▸ **What you need to do**: Collect every line that includes the string "title".

▸ **Input material**:

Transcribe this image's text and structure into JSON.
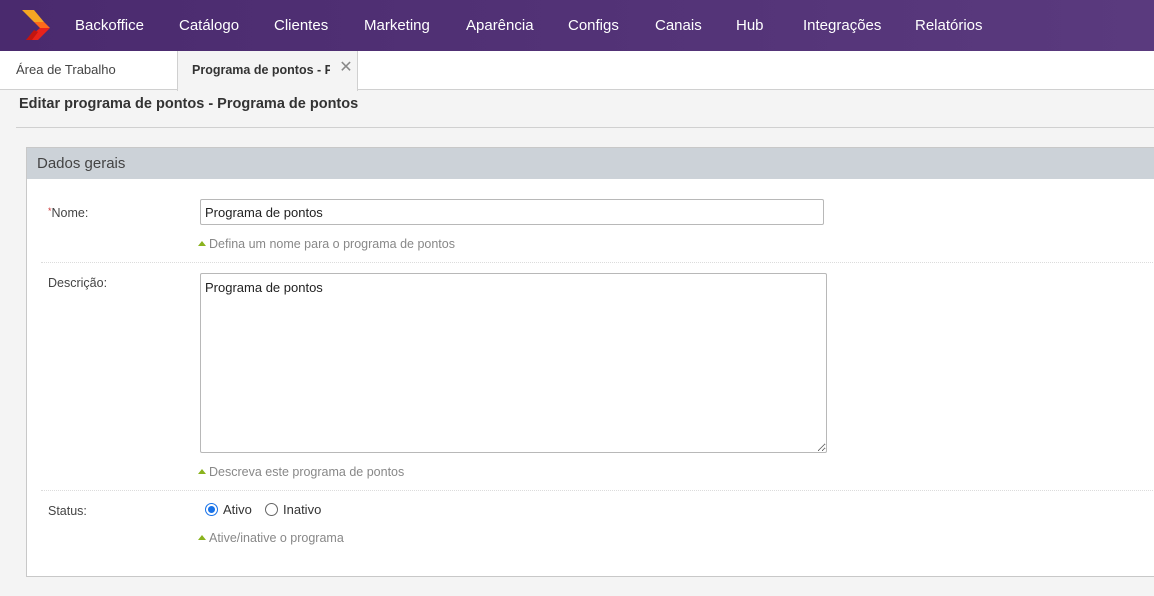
{
  "topnav": {
    "items": [
      "Backoffice",
      "Catálogo",
      "Clientes",
      "Marketing",
      "Aparência",
      "Configs",
      "Canais",
      "Hub",
      "Integrações",
      "Relatórios"
    ]
  },
  "tabs": {
    "home": "Área de Trabalho",
    "active": "Programa de pontos - Programa de pontos",
    "close_icon": "close-icon"
  },
  "page": {
    "title": "Editar programa de pontos - Programa de pontos"
  },
  "panel": {
    "title": "Dados gerais",
    "nome": {
      "required_mark": "*",
      "label": "Nome:",
      "value": "Programa de pontos",
      "hint": "Defina um nome para o programa de pontos"
    },
    "descricao": {
      "label": "Descrição:",
      "value": "Programa de pontos",
      "hint": "Descreva este programa de pontos"
    },
    "status": {
      "label": "Status:",
      "options": [
        "Ativo",
        "Inativo"
      ],
      "selected": "Ativo",
      "hint": "Ative/inative o programa"
    }
  },
  "colors": {
    "nav_bg": "#4a2a6e",
    "panel_header_bg": "#ccd2d8",
    "hint_icon": "#8ab31e",
    "radio_accent": "#1a73e8"
  }
}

▸ **Solved problem**:
    "title": "Editar programa de pontos - Programa de pontos"
    "title": "Dados gerais",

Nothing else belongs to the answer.